-- START OF Given data --
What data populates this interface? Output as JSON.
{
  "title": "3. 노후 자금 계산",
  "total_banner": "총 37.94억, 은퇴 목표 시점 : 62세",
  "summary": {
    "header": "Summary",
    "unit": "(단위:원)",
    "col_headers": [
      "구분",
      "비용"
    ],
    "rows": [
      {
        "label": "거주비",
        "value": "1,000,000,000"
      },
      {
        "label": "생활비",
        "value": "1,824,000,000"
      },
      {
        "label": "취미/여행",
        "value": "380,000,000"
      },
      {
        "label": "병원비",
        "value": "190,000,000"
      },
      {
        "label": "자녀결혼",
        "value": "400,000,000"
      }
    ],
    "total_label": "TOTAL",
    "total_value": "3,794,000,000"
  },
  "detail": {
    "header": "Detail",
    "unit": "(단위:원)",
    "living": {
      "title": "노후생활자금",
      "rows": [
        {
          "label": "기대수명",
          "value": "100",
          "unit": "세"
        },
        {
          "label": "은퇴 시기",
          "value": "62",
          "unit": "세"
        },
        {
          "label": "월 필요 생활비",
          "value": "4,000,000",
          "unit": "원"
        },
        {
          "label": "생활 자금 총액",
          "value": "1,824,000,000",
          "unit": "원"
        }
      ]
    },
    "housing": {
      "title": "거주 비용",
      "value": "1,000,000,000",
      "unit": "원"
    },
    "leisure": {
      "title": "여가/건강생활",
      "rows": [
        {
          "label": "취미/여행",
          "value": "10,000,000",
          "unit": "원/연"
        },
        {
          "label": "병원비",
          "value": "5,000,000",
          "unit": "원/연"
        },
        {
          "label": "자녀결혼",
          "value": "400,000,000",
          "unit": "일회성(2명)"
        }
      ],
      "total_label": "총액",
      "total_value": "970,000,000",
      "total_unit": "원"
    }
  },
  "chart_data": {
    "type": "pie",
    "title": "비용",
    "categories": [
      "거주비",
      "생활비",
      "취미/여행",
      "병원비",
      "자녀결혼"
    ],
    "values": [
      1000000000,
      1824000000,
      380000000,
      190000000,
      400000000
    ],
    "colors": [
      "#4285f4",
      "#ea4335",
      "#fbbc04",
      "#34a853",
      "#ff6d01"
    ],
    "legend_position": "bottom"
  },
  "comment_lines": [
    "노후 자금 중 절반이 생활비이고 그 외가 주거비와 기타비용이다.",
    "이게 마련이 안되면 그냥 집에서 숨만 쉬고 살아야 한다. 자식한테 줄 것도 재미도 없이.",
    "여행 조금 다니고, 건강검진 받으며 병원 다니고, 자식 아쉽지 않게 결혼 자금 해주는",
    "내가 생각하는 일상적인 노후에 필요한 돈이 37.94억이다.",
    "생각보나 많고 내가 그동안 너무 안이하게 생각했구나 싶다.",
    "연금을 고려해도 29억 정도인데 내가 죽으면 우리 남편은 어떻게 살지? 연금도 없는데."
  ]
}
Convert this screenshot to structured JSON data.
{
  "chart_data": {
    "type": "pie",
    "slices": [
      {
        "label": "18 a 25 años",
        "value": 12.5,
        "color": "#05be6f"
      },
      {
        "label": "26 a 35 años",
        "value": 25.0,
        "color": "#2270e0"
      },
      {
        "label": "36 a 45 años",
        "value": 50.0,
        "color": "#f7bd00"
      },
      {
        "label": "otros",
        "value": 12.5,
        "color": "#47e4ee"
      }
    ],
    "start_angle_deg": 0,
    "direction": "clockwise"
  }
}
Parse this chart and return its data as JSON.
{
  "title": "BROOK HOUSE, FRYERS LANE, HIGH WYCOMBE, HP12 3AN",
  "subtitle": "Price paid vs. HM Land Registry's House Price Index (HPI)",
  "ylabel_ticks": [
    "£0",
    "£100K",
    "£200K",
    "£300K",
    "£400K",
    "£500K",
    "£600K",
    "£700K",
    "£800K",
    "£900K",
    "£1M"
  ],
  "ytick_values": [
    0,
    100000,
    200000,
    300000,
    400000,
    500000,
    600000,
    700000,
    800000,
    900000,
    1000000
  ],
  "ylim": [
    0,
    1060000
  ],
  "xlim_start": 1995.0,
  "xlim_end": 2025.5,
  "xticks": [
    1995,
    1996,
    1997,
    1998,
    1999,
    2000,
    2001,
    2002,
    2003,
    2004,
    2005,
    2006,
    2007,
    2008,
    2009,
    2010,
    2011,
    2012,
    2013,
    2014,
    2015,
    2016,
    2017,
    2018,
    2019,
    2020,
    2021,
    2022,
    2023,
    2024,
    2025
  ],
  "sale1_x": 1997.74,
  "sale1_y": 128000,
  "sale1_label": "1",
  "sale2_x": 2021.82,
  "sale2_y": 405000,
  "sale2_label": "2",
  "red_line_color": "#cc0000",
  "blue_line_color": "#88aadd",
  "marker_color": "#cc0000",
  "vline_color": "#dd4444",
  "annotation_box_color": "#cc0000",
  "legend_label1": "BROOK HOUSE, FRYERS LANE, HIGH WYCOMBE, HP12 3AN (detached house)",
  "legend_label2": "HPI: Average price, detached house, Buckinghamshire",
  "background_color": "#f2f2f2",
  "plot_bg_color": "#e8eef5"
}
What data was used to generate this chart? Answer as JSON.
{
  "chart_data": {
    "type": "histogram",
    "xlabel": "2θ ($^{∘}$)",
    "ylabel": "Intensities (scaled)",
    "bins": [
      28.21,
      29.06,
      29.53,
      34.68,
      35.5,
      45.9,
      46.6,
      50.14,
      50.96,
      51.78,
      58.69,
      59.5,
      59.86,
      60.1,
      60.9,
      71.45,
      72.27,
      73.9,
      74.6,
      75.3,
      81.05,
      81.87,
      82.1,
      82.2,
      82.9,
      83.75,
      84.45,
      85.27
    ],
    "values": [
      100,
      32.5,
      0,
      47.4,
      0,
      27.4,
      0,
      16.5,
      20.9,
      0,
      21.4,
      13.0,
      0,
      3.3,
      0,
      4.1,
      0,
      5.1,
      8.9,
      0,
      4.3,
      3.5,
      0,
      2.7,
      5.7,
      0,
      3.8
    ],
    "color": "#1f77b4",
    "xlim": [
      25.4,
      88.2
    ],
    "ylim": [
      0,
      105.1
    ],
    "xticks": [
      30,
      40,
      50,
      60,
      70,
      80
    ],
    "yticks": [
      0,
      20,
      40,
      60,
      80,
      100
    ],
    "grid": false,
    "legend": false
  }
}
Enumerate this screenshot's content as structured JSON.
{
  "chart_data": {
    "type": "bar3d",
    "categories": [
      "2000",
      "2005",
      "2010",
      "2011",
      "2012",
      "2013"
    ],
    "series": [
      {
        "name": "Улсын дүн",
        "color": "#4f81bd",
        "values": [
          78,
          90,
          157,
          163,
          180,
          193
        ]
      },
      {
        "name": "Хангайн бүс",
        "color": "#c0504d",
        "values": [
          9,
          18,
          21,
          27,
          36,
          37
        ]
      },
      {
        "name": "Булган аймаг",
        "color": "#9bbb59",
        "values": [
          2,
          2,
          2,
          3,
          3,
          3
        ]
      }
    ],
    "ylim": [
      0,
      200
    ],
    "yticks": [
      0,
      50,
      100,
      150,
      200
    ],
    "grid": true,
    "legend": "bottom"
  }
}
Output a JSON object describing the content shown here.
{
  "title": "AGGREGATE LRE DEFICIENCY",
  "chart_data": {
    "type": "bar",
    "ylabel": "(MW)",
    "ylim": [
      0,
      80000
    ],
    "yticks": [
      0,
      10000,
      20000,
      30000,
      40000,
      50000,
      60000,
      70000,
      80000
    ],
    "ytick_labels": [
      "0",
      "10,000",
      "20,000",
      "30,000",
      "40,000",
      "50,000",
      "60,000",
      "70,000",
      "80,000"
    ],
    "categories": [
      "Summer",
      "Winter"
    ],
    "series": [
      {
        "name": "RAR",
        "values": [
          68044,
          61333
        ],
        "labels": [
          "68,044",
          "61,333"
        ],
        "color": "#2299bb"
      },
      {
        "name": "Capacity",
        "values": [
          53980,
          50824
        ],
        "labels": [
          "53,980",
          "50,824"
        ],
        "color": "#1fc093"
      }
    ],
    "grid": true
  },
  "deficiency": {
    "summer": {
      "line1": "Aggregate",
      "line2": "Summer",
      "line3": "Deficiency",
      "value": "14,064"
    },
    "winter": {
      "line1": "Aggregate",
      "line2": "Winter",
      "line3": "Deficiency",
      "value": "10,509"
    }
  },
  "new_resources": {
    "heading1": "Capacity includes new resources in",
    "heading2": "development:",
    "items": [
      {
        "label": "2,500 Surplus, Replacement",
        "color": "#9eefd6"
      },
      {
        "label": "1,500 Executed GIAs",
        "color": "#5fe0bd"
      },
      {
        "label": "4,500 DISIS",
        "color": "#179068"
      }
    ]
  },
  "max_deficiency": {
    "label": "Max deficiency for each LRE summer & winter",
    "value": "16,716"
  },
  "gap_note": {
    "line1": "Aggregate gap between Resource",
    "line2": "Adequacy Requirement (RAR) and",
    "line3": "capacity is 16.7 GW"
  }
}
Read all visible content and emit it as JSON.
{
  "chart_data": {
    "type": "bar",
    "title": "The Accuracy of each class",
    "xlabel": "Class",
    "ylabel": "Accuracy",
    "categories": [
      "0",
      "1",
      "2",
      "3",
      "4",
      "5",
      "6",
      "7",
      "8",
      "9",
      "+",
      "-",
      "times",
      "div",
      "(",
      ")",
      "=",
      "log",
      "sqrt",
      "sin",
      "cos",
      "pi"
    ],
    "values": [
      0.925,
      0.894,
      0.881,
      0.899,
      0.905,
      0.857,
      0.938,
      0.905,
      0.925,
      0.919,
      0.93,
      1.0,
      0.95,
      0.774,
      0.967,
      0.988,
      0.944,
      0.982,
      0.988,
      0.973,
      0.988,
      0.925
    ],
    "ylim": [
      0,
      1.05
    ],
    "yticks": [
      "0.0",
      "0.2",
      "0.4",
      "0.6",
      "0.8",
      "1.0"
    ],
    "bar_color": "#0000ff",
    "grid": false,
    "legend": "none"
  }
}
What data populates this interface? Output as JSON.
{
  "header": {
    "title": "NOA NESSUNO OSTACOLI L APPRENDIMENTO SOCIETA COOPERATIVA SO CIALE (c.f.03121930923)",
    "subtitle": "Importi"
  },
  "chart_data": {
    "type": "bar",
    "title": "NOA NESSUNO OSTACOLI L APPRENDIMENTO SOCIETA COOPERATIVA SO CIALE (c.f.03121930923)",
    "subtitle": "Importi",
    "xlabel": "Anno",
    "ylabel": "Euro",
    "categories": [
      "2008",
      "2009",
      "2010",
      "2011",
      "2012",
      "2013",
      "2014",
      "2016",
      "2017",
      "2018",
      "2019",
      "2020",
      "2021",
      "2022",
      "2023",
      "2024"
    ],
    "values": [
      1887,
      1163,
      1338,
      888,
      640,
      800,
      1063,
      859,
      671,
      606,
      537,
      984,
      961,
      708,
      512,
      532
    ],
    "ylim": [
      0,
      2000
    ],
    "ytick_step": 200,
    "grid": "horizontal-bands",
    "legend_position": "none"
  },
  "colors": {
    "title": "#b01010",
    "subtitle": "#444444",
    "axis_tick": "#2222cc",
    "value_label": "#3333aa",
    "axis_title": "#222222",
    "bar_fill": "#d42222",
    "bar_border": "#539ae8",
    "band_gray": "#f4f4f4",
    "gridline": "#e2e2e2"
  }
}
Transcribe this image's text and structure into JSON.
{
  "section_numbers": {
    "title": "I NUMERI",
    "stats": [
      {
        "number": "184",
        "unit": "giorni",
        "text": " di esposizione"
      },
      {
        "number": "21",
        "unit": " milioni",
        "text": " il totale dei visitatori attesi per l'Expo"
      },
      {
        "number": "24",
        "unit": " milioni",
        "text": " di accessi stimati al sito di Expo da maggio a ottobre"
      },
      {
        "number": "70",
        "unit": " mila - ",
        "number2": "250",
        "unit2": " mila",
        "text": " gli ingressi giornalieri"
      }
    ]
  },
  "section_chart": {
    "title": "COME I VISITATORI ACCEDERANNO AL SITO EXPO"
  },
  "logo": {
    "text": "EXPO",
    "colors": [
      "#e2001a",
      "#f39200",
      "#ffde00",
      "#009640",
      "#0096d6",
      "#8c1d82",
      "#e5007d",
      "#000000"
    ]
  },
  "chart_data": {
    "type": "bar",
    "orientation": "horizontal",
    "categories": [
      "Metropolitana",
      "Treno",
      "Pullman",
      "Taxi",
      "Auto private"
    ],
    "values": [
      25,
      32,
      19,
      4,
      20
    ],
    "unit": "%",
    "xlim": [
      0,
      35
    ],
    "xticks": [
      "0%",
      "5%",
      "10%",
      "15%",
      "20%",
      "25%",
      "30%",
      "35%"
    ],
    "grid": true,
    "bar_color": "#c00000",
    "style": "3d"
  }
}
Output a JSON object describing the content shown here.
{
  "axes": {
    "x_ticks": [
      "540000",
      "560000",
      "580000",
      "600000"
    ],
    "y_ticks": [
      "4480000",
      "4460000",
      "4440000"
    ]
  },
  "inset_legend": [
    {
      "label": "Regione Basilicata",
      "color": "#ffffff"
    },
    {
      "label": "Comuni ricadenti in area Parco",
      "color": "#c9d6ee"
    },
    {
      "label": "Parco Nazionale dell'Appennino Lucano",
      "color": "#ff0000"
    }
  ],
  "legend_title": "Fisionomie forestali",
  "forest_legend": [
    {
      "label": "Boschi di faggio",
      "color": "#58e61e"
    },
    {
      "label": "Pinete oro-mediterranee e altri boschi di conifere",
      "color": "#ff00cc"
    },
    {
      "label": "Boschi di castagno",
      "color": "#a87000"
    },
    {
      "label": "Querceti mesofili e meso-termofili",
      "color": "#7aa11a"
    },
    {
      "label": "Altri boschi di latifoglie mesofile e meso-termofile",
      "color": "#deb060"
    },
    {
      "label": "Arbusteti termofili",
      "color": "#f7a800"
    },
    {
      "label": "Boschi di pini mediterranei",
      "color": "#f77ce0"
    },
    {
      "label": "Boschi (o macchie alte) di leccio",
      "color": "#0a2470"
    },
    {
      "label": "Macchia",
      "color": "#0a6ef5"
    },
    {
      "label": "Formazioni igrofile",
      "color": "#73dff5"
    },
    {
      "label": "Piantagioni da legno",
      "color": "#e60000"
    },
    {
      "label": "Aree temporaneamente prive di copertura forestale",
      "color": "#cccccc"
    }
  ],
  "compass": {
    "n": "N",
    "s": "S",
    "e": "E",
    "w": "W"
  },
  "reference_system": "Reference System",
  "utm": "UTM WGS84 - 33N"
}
-- END OF Given data --
### Do this
Extract each line from the entries above that contains the string "screenshot".

### Answer to the task
Convert this screenshot to structured JSON data.
Enumerate this screenshot's content as structured JSON.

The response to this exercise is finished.